REQUIRED TASK = Transcribe every line of the records verbatim.

Extracted records
┄┄┄┄┄┄

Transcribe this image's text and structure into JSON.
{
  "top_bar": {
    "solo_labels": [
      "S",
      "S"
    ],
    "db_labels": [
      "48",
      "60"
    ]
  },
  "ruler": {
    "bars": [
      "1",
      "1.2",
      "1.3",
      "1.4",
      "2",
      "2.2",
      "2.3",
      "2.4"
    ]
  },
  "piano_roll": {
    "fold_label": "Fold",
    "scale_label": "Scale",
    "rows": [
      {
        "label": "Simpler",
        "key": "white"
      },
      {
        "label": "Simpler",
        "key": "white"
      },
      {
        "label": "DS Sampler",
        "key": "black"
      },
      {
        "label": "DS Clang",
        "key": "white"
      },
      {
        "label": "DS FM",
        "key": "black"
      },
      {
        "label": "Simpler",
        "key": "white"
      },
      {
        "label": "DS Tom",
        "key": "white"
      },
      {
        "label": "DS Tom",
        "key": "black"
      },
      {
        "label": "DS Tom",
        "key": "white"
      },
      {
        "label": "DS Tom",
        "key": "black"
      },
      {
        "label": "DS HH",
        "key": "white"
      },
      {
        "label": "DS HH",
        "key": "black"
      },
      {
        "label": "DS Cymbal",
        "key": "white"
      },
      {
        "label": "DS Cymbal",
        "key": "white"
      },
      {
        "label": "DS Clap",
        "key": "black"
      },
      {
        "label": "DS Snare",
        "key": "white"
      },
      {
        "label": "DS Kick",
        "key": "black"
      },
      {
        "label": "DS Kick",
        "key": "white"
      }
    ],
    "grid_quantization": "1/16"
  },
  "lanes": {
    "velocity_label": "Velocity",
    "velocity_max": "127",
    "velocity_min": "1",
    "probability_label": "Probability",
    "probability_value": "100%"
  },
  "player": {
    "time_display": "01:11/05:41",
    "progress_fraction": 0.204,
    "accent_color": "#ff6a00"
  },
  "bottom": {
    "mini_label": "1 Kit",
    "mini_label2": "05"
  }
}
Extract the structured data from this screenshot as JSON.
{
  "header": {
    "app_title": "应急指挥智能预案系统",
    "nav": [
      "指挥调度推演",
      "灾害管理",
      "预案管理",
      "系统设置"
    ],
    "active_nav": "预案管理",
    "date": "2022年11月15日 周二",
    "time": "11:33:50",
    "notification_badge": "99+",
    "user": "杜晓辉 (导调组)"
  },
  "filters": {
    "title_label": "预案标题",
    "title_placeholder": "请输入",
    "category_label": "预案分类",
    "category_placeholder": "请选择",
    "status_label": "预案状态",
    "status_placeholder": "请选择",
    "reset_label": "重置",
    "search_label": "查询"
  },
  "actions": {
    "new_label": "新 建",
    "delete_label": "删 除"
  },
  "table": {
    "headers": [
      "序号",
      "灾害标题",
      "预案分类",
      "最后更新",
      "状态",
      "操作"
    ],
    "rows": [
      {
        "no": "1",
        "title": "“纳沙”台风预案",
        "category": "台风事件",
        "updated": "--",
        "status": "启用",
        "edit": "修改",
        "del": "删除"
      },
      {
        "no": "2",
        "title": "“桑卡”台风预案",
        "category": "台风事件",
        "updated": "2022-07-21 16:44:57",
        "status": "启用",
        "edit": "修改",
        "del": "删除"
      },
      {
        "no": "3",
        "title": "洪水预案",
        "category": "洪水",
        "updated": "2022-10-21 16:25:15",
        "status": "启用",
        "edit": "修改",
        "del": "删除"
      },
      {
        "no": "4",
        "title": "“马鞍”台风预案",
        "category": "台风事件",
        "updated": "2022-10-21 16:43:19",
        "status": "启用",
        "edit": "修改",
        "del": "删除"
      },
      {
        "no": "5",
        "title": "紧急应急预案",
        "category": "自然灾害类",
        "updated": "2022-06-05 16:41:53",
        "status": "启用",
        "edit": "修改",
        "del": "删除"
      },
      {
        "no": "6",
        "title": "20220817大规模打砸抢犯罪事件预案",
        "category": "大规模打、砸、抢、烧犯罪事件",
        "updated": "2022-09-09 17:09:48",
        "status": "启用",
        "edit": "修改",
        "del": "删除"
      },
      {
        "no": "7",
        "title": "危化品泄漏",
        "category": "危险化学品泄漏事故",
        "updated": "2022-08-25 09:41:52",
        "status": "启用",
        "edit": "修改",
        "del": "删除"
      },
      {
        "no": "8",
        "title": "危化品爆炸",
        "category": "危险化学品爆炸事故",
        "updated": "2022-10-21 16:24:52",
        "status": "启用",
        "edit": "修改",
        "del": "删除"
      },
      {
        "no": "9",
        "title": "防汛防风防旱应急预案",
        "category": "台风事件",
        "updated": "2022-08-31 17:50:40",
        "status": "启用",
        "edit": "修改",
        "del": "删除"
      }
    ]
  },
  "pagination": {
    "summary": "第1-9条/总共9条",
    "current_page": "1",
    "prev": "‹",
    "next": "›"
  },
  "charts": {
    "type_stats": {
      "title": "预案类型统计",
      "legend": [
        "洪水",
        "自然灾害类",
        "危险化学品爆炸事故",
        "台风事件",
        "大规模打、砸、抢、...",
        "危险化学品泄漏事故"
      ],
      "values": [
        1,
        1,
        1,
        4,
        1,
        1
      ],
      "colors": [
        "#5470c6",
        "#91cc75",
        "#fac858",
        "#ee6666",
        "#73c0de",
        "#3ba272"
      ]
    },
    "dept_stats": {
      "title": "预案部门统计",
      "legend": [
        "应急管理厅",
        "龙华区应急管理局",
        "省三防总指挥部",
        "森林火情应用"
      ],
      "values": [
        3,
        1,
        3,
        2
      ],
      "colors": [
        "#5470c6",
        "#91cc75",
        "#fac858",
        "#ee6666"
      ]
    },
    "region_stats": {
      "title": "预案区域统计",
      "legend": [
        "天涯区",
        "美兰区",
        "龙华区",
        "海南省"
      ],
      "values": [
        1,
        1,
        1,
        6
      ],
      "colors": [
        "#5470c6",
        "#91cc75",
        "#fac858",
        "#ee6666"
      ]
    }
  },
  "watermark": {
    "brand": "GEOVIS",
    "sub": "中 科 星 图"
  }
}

┄┄┄┄┄┄

RESPONSE =
Transcribe this image's text and structure into JSON.
{
  "top_bar": {
    "solo_labels": [
      "S",
      "S"
    ],
    "db_labels": [
      "48",
      "60"
    ]
  },
  "ruler": {
    "bars": [
      "1",
      "1.2",
      "1.3",
      "1.4",
      "2",
      "2.2",
      "2.3",
      "2.4"
    ]
  },
  "piano_roll": {
    "fold_label": "Fold",
    "scale_label": "Scale",
    "rows": [
      {
        "label": "Simpler",
        "key": "white"
      },
      {
        "label": "Simpler",
        "key": "white"
      },
      {
        "label": "DS Sampler",
        "key": "black"
      },
      {
        "label": "DS Clang",
        "key": "white"
      },
      {
        "label": "DS FM",
        "key": "black"
      },
      {
        "label": "Simpler",
        "key": "white"
      },
      {
        "label": "DS Tom",
        "key": "white"
      },
      {
        "label": "DS Tom",
        "key": "black"
      },
      {
        "label": "DS Tom",
        "key": "white"
      },
      {
        "label": "DS Tom",
        "key": "black"
      },
      {
        "label": "DS HH",
        "key": "white"
      },
      {
        "label": "DS HH",
        "key": "black"
      },
      {
        "label": "DS Cymbal",
        "key": "white"
      },
      {
        "label": "DS Cymbal",
        "key": "white"
      },
      {
        "label": "DS Clap",
        "key": "black"
      },
      {
        "label": "DS Snare",
        "key": "white"
      },
      {
        "label": "DS Kick",
        "key": "black"
      },
      {
        "label": "DS Kick",
        "key": "white"
      }
    ],
    "grid_quantization": "1/16"
  },
  "lanes": {
    "velocity_label": "Velocity",
    "velocity_max": "127",
    "velocity_min": "1",
    "probability_label": "Probability",
    "probability_value": "100%"
  },
  "player": {
    "time_display": "01:11/05:41",
    "progress_fraction": 0.204,
    "accent_color": "#ff6a00"
  },
  "bottom": {
    "mini_label": "1 Kit",
    "mini_label2": "05"
  }
}
Extract the structured data from this screenshot as JSON.
{
  "header": {
    "app_title": "应急指挥智能预案系统",
    "nav": [
      "指挥调度推演",
      "灾害管理",
      "预案管理",
      "系统设置"
    ],
    "active_nav": "预案管理",
    "date": "2022年11月15日 周二",
    "time": "11:33:50",
    "notification_badge": "99+",
    "user": "杜晓辉 (导调组)"
  },
  "filters": {
    "title_label": "预案标题",
    "title_placeholder": "请输入",
    "category_label": "预案分类",
    "category_placeholder": "请选择",
    "status_label": "预案状态",
    "status_placeholder": "请选择",
    "reset_label": "重置",
    "search_label": "查询"
  },
  "actions": {
    "new_label": "新 建",
    "delete_label": "删 除"
  },
  "table": {
    "headers": [
      "序号",
      "灾害标题",
      "预案分类",
      "最后更新",
      "状态",
      "操作"
    ],
    "rows": [
      {
        "no": "1",
        "title": "“纳沙”台风预案",
        "category": "台风事件",
        "updated": "--",
        "status": "启用",
        "edit": "修改",
        "del": "删除"
      },
      {
        "no": "2",
        "title": "“桑卡”台风预案",
        "category": "台风事件",
        "updated": "2022-07-21 16:44:57",
        "status": "启用",
        "edit": "修改",
        "del": "删除"
      },
      {
        "no": "3",
        "title": "洪水预案",
        "category": "洪水",
        "updated": "2022-10-21 16:25:15",
        "status": "启用",
        "edit": "修改",
        "del": "删除"
      },
      {
        "no": "4",
        "title": "“马鞍”台风预案",
        "category": "台风事件",
        "updated": "2022-10-21 16:43:19",
        "status": "启用",
        "edit": "修改",
        "del": "删除"
      },
      {
        "no": "5",
        "title": "紧急应急预案",
        "category": "自然灾害类",
        "updated": "2022-06-05 16:41:53",
        "status": "启用",
        "edit": "修改",
        "del": "删除"
      },
      {
        "no": "6",
        "title": "20220817大规模打砸抢犯罪事件预案",
        "category": "大规模打、砸、抢、烧犯罪事件",
        "updated": "2022-09-09 17:09:48",
        "status": "启用",
        "edit": "修改",
        "del": "删除"
      },
      {
        "no": "7",
        "title": "危化品泄漏",
        "category": "危险化学品泄漏事故",
        "updated": "2022-08-25 09:41:52",
        "status": "启用",
        "edit": "修改",
        "del": "删除"
      },
      {
        "no": "8",
        "title": "危化品爆炸",
        "category": "危险化学品爆炸事故",
        "updated": "2022-10-21 16:24:52",
        "status": "启用",
        "edit": "修改",
        "del": "删除"
      },
      {
        "no": "9",
        "title": "防汛防风防旱应急预案",
        "category": "台风事件",
        "updated": "2022-08-31 17:50:40",
        "status": "启用",
        "edit": "修改",
        "del": "删除"
      }
    ]
  },
  "pagination": {
    "summary": "第1-9条/总共9条",
    "current_page": "1",
    "prev": "‹",
    "next": "›"
  },
  "charts": {
    "type_stats": {
      "title": "预案类型统计",
      "legend": [
        "洪水",
        "自然灾害类",
        "危险化学品爆炸事故",
        "台风事件",
        "大规模打、砸、抢、...",
        "危险化学品泄漏事故"
      ],
      "values": [
        1,
        1,
        1,
        4,
        1,
        1
      ],
      "colors": [
        "#5470c6",
        "#91cc75",
        "#fac858",
        "#ee6666",
        "#73c0de",
        "#3ba272"
      ]
    },
    "dept_stats": {
      "title": "预案部门统计",
      "legend": [
        "应急管理厅",
        "龙华区应急管理局",
        "省三防总指挥部",
        "森林火情应用"
      ],
      "values": [
        3,
        1,
        3,
        2
      ],
      "colors": [
        "#5470c6",
        "#91cc75",
        "#fac858",
        "#ee6666"
      ]
    },
    "region_stats": {
      "title": "预案区域统计",
      "legend": [
        "天涯区",
        "美兰区",
        "龙华区",
        "海南省"
      ],
      "values": [
        1,
        1,
        1,
        6
      ],
      "colors": [
        "#5470c6",
        "#91cc75",
        "#fac858",
        "#ee6666"
      ]
    }
  },
  "watermark": {
    "brand": "GEOVIS",
    "sub": "中 科 星 图"
  }
}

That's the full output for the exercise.